Task - Extract every line where the string "text" appears.
§ §
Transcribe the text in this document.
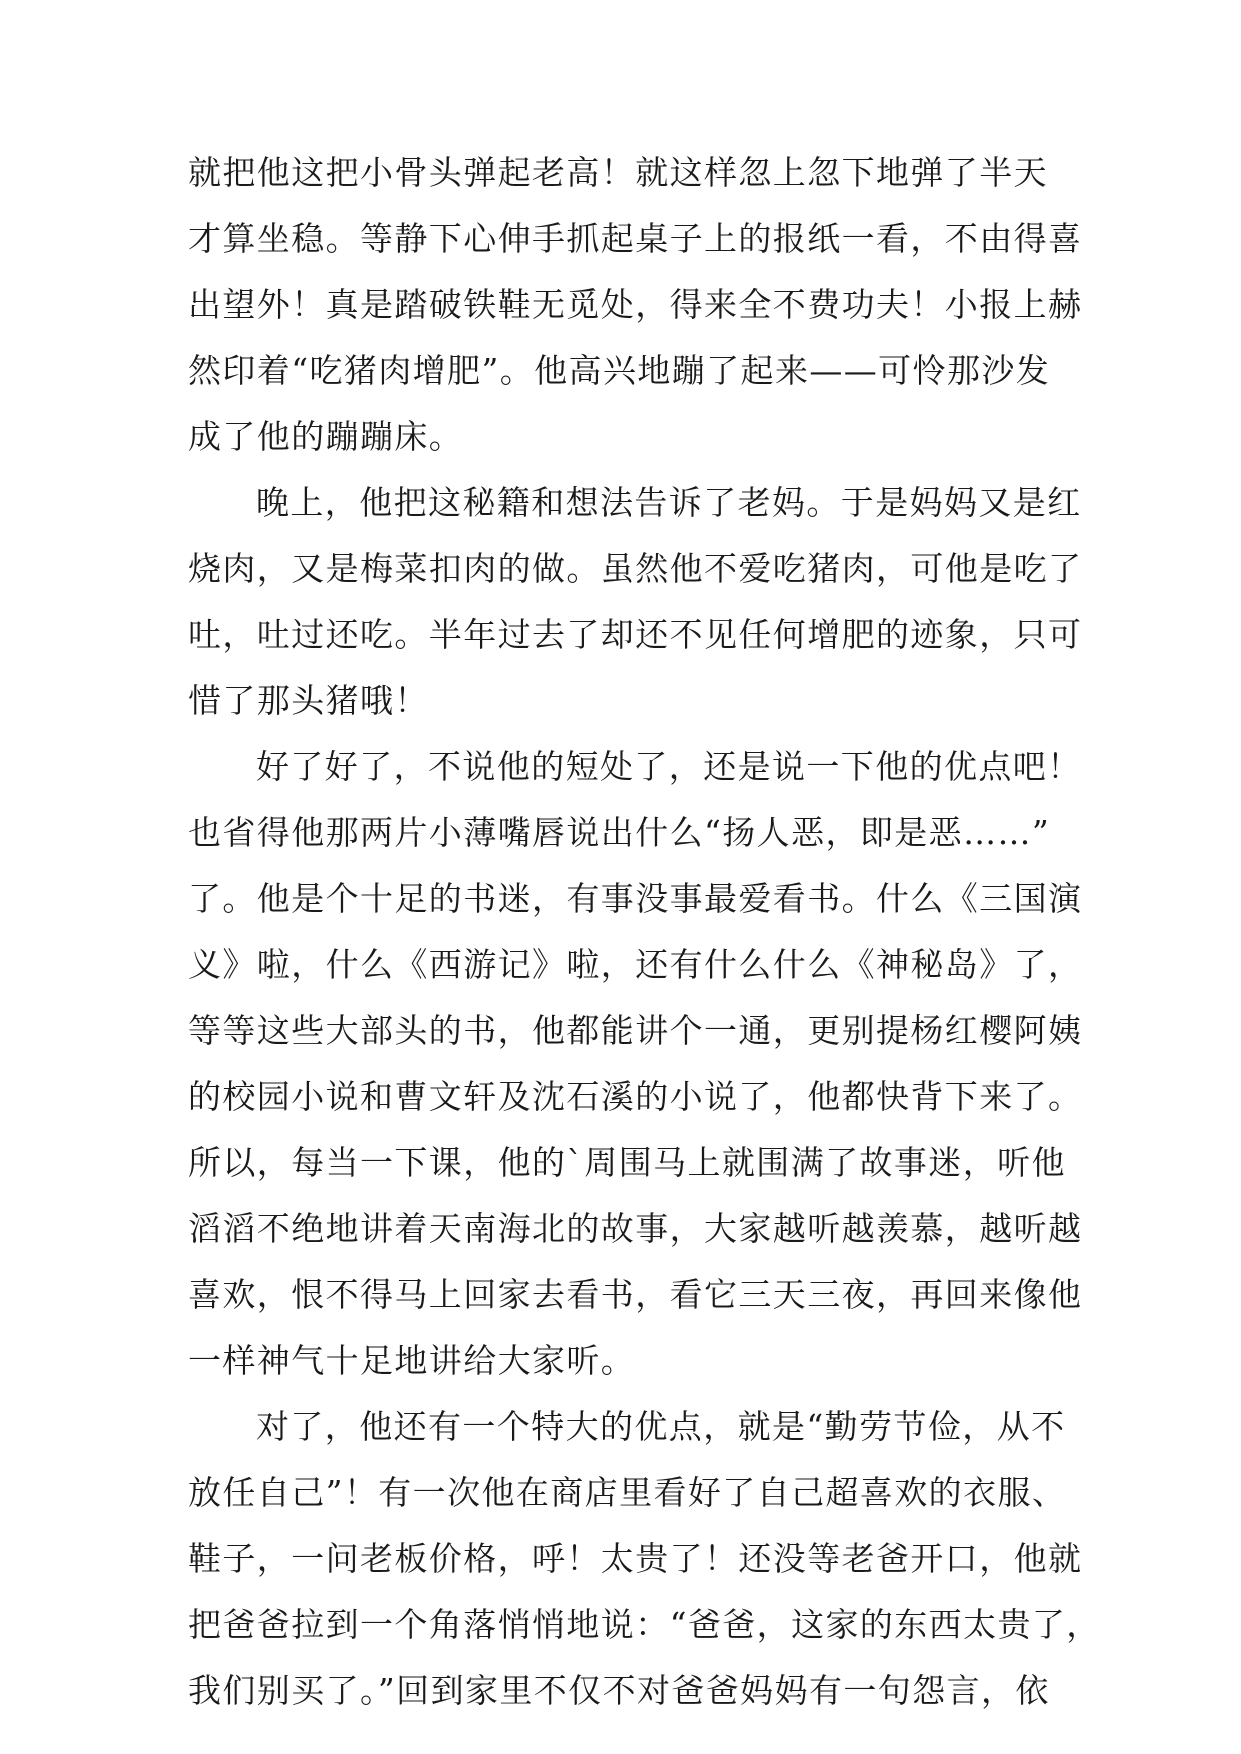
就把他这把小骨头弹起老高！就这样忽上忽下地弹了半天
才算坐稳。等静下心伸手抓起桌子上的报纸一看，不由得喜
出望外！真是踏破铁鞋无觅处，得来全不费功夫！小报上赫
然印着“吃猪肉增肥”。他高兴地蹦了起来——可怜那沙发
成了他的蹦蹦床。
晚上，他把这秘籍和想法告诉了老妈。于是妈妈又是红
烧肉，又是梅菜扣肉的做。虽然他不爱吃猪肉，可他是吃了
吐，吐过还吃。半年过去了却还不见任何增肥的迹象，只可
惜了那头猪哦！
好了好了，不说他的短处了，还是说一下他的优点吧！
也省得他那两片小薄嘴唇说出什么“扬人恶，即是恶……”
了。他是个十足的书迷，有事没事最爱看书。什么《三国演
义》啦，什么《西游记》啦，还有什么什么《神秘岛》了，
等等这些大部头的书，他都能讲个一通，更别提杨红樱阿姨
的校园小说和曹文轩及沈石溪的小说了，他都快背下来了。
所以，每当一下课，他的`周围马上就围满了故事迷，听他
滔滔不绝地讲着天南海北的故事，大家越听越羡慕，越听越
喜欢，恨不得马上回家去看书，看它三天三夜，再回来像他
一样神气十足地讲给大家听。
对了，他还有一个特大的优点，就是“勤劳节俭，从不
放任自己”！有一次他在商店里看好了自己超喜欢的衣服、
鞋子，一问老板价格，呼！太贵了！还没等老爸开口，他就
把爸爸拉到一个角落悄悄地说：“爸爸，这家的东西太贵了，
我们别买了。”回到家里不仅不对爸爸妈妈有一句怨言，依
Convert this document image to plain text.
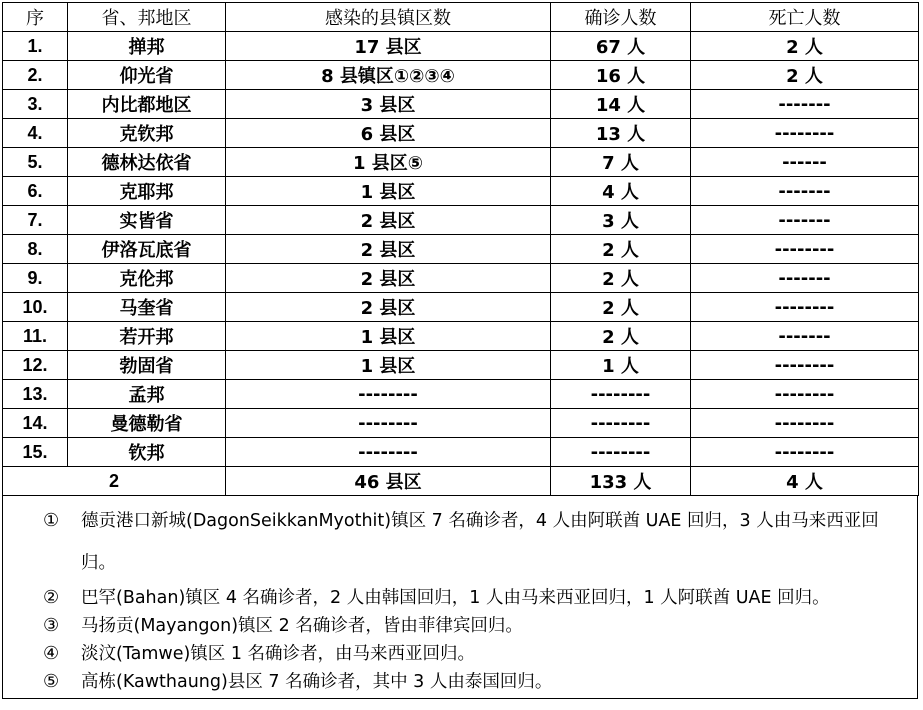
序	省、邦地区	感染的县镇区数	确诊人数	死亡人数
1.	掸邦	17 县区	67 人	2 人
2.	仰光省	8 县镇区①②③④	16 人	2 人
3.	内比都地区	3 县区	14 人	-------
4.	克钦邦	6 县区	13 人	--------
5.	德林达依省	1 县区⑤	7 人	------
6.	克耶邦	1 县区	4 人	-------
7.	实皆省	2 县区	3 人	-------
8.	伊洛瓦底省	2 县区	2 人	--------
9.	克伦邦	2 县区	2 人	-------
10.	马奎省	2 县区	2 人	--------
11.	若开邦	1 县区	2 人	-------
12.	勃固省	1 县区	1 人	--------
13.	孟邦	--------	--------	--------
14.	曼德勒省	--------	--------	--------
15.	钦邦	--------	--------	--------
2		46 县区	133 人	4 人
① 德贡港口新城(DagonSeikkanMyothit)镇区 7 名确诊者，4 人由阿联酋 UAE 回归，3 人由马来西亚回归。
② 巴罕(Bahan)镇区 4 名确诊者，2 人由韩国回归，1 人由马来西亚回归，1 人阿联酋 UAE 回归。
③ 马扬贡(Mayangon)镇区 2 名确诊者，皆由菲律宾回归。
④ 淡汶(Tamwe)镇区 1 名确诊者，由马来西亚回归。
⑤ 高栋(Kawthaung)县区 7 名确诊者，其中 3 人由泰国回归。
§ §
Completed exercise -
Transcribe the text in this document.
Convert this document image to plain text.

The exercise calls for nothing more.